» TO BE DONE:
Quote the listing in full, exactly as given, minus any pictures.

» DATA RECORDS:
—————
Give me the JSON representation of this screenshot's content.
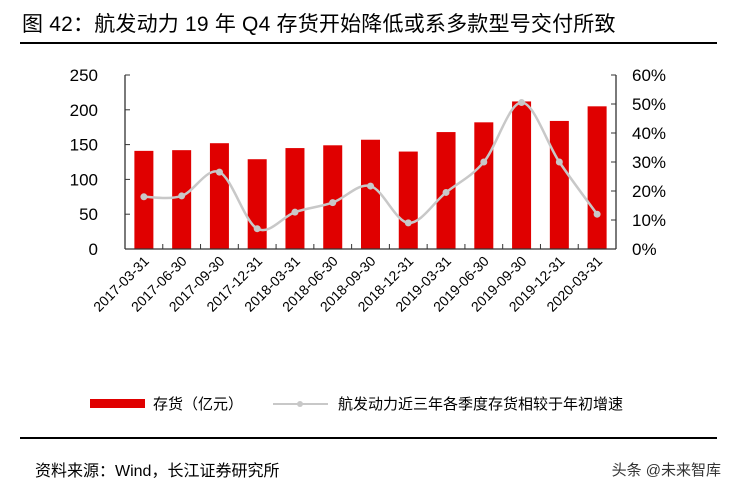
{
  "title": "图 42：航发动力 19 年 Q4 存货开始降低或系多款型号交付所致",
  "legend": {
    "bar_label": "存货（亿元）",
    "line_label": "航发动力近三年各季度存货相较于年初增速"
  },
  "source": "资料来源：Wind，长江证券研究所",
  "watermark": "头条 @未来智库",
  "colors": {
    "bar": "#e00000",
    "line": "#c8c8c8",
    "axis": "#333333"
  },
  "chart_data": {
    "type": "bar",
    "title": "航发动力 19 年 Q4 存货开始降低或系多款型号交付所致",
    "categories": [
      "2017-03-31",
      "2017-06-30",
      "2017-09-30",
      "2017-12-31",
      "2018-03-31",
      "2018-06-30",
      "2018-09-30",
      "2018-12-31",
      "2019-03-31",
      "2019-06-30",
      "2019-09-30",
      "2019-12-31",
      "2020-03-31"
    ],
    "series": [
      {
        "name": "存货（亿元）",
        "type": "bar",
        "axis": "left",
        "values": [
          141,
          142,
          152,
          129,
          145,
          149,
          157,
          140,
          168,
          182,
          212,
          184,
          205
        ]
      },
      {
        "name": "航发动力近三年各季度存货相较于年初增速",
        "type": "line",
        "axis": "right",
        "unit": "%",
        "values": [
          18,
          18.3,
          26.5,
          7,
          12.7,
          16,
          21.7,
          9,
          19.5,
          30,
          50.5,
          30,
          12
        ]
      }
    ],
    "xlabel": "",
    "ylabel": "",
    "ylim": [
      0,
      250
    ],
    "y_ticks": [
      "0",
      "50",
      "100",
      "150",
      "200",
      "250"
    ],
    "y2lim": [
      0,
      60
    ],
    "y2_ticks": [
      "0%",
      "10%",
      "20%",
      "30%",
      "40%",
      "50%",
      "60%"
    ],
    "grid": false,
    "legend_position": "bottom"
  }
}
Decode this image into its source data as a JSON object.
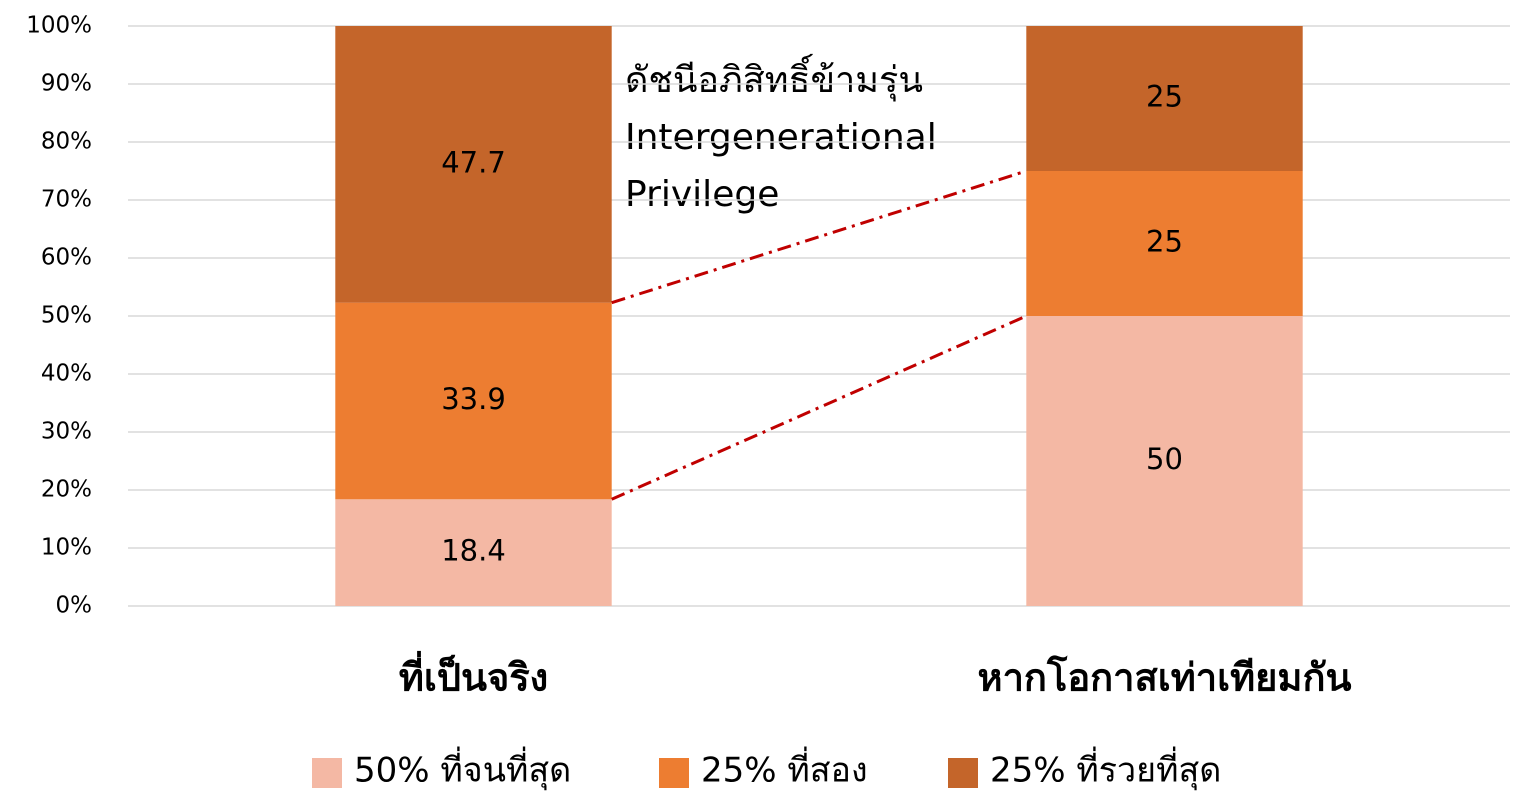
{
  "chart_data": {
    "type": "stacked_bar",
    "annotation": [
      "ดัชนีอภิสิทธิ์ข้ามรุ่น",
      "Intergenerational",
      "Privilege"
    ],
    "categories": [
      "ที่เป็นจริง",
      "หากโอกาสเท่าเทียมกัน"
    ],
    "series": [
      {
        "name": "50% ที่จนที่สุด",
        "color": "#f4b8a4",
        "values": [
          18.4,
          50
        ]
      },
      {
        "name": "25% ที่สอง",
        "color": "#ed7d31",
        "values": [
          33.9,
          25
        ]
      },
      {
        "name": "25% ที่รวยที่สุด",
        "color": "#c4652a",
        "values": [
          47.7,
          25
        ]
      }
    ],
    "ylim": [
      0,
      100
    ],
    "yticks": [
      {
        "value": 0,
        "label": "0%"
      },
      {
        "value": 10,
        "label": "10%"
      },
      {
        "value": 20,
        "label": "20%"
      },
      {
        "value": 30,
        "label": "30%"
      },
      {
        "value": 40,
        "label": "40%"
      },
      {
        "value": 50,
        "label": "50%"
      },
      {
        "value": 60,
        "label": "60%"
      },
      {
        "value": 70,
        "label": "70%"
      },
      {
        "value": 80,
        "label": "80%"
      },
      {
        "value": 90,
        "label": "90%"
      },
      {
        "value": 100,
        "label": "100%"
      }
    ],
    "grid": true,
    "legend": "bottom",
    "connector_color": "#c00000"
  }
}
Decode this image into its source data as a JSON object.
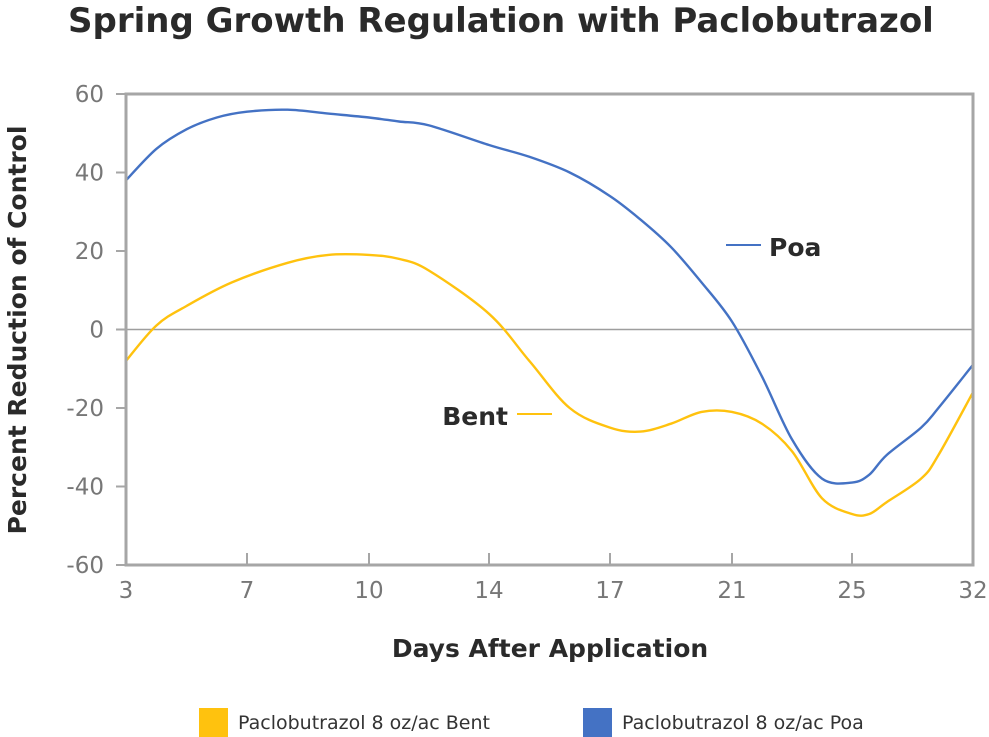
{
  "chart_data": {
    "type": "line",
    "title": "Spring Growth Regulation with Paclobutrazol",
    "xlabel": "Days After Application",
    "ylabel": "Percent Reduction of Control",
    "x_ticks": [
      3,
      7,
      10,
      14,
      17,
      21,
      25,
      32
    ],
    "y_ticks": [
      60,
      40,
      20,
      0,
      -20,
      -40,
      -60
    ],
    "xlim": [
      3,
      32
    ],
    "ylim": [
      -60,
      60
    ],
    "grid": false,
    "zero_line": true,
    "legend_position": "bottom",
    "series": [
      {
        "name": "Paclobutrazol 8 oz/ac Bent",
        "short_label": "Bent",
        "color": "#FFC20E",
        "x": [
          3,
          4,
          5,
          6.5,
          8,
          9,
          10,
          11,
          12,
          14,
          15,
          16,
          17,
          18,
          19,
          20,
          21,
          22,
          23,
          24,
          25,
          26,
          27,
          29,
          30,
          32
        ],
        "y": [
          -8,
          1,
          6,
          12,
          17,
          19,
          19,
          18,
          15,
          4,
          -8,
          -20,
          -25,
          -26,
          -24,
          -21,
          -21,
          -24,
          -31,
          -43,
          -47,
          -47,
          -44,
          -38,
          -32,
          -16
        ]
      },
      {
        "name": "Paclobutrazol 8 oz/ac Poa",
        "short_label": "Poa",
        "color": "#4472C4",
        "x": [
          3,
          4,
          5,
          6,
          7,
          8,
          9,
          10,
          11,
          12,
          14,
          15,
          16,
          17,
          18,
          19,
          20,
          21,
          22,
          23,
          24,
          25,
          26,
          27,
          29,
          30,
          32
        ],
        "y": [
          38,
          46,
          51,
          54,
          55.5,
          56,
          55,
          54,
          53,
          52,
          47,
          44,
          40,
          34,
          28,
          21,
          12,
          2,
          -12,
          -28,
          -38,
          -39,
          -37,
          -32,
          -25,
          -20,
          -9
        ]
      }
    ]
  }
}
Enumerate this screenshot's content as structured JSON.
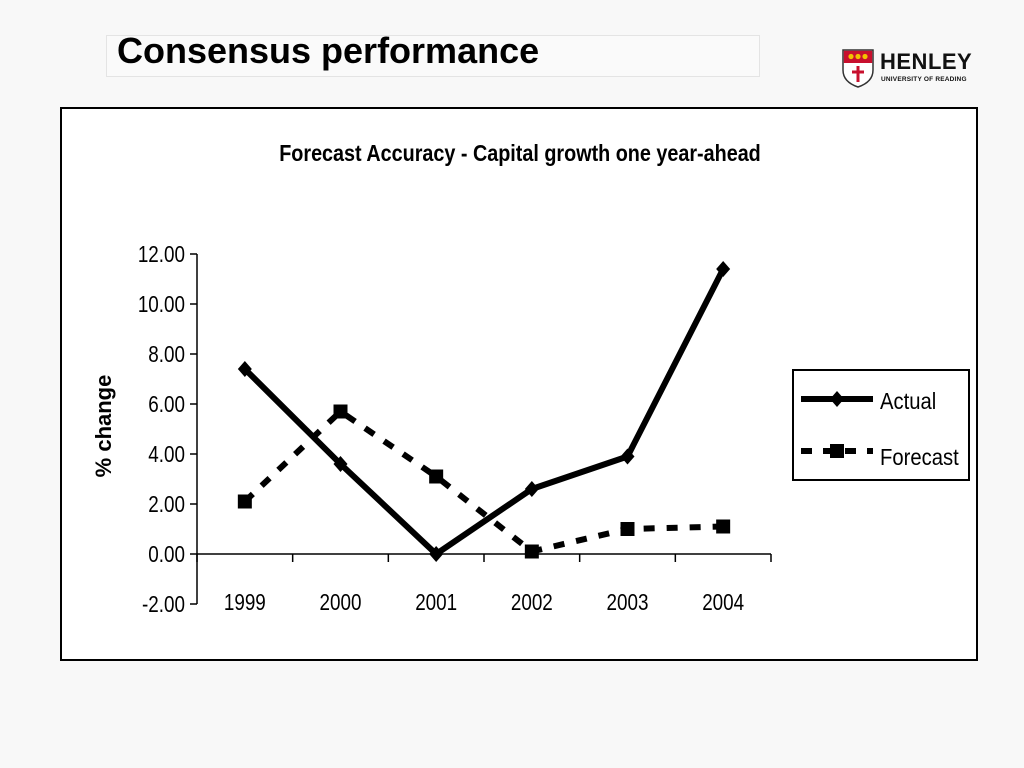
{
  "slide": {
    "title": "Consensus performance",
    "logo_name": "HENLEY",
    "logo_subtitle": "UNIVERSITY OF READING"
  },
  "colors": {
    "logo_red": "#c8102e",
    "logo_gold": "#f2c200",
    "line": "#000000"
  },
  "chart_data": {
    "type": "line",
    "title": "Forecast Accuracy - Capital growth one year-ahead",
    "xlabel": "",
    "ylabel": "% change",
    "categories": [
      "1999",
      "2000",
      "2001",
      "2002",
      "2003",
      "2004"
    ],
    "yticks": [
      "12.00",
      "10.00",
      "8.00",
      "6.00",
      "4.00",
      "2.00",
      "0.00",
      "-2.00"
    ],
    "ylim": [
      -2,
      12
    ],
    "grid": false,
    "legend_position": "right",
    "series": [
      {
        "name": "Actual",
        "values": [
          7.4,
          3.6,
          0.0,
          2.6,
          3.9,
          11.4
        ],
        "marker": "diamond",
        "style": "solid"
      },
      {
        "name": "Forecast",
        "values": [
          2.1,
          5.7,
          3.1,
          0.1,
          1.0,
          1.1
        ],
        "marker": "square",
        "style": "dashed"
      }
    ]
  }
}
—————
» COMPLETE RESPONSE:
Give me the JSON representation of this screenshot's content.
{
  "title": "图 42：航发动力 19 年 Q4 存货开始降低或系多款型号交付所致",
  "legend": {
    "bar_label": "存货（亿元）",
    "line_label": "航发动力近三年各季度存货相较于年初增速"
  },
  "source": "资料来源：Wind，长江证券研究所",
  "watermark": "头条 @未来智库",
  "colors": {
    "bar": "#e00000",
    "line": "#c8c8c8",
    "axis": "#333333"
  },
  "chart_data": {
    "type": "bar",
    "title": "航发动力 19 年 Q4 存货开始降低或系多款型号交付所致",
    "categories": [
      "2017-03-31",
      "2017-06-30",
      "2017-09-30",
      "2017-12-31",
      "2018-03-31",
      "2018-06-30",
      "2018-09-30",
      "2018-12-31",
      "2019-03-31",
      "2019-06-30",
      "2019-09-30",
      "2019-12-31",
      "2020-03-31"
    ],
    "series": [
      {
        "name": "存货（亿元）",
        "type": "bar",
        "axis": "left",
        "values": [
          141,
          142,
          152,
          129,
          145,
          149,
          157,
          140,
          168,
          182,
          212,
          184,
          205
        ]
      },
      {
        "name": "航发动力近三年各季度存货相较于年初增速",
        "type": "line",
        "axis": "right",
        "unit": "%",
        "values": [
          18,
          18.3,
          26.5,
          7,
          12.7,
          16,
          21.7,
          9,
          19.5,
          30,
          50.5,
          30,
          12
        ]
      }
    ],
    "xlabel": "",
    "ylabel": "",
    "ylim": [
      0,
      250
    ],
    "y_ticks": [
      "0",
      "50",
      "100",
      "150",
      "200",
      "250"
    ],
    "y2lim": [
      0,
      60
    ],
    "y2_ticks": [
      "0%",
      "10%",
      "20%",
      "30%",
      "40%",
      "50%",
      "60%"
    ],
    "grid": false,
    "legend_position": "bottom"
  }
}
Decode this image into its source data as a JSON object.
{
  "chart_data": {
    "type": "stacked_bar",
    "annotation": [
      "ดัชนีอภิสิทธิ์ข้ามรุ่น",
      "Intergenerational",
      "Privilege"
    ],
    "categories": [
      "ที่เป็นจริง",
      "หากโอกาสเท่าเทียมกัน"
    ],
    "series": [
      {
        "name": "50% ที่จนที่สุด",
        "color": "#f4b8a4",
        "values": [
          18.4,
          50
        ]
      },
      {
        "name": "25% ที่สอง",
        "color": "#ed7d31",
        "values": [
          33.9,
          25
        ]
      },
      {
        "name": "25% ที่รวยที่สุด",
        "color": "#c4652a",
        "values": [
          47.7,
          25
        ]
      }
    ],
    "ylim": [
      0,
      100
    ],
    "yticks": [
      {
        "value": 0,
        "label": "0%"
      },
      {
        "value": 10,
        "label": "10%"
      },
      {
        "value": 20,
        "label": "20%"
      },
      {
        "value": 30,
        "label": "30%"
      },
      {
        "value": 40,
        "label": "40%"
      },
      {
        "value": 50,
        "label": "50%"
      },
      {
        "value": 60,
        "label": "60%"
      },
      {
        "value": 70,
        "label": "70%"
      },
      {
        "value": 80,
        "label": "80%"
      },
      {
        "value": 90,
        "label": "90%"
      },
      {
        "value": 100,
        "label": "100%"
      }
    ],
    "grid": true,
    "legend": "bottom",
    "connector_color": "#c00000"
  }
}
Decode this image into its source data as a JSON object.
{
  "chart_data": {
    "type": "line",
    "title": "Spring Growth Regulation with Paclobutrazol",
    "xlabel": "Days After Application",
    "ylabel": "Percent Reduction of Control",
    "x_ticks": [
      3,
      7,
      10,
      14,
      17,
      21,
      25,
      32
    ],
    "y_ticks": [
      60,
      40,
      20,
      0,
      -20,
      -40,
      -60
    ],
    "xlim": [
      3,
      32
    ],
    "ylim": [
      -60,
      60
    ],
    "grid": false,
    "zero_line": true,
    "legend_position": "bottom",
    "series": [
      {
        "name": "Paclobutrazol 8 oz/ac Bent",
        "short_label": "Bent",
        "color": "#FFC20E",
        "x": [
          3,
          4,
          5,
          6.5,
          8,
          9,
          10,
          11,
          12,
          14,
          15,
          16,
          17,
          18,
          19,
          20,
          21,
          22,
          23,
          24,
          25,
          26,
          27,
          29,
          30,
          32
        ],
        "y": [
          -8,
          1,
          6,
          12,
          17,
          19,
          19,
          18,
          15,
          4,
          -8,
          -20,
          -25,
          -26,
          -24,
          -21,
          -21,
          -24,
          -31,
          -43,
          -47,
          -47,
          -44,
          -38,
          -32,
          -16
        ]
      },
      {
        "name": "Paclobutrazol 8 oz/ac Poa",
        "short_label": "Poa",
        "color": "#4472C4",
        "x": [
          3,
          4,
          5,
          6,
          7,
          8,
          9,
          10,
          11,
          12,
          14,
          15,
          16,
          17,
          18,
          19,
          20,
          21,
          22,
          23,
          24,
          25,
          26,
          27,
          29,
          30,
          32
        ],
        "y": [
          38,
          46,
          51,
          54,
          55.5,
          56,
          55,
          54,
          53,
          52,
          47,
          44,
          40,
          34,
          28,
          21,
          12,
          2,
          -12,
          -28,
          -38,
          -39,
          -37,
          -32,
          -25,
          -20,
          -9
        ]
      }
    ]
  }
}
Enumerate this screenshot's content as structured JSON.
{
  "slide": {
    "title": "Consensus performance",
    "logo_name": "HENLEY",
    "logo_subtitle": "UNIVERSITY OF READING"
  },
  "colors": {
    "logo_red": "#c8102e",
    "logo_gold": "#f2c200",
    "line": "#000000"
  },
  "chart_data": {
    "type": "line",
    "title": "Forecast Accuracy - Capital growth one year-ahead",
    "xlabel": "",
    "ylabel": "% change",
    "categories": [
      "1999",
      "2000",
      "2001",
      "2002",
      "2003",
      "2004"
    ],
    "yticks": [
      "12.00",
      "10.00",
      "8.00",
      "6.00",
      "4.00",
      "2.00",
      "0.00",
      "-2.00"
    ],
    "ylim": [
      -2,
      12
    ],
    "grid": false,
    "legend_position": "right",
    "series": [
      {
        "name": "Actual",
        "values": [
          7.4,
          3.6,
          0.0,
          2.6,
          3.9,
          11.4
        ],
        "marker": "diamond",
        "style": "solid"
      },
      {
        "name": "Forecast",
        "values": [
          2.1,
          5.7,
          3.1,
          0.1,
          1.0,
          1.1
        ],
        "marker": "square",
        "style": "dashed"
      }
    ]
  }
}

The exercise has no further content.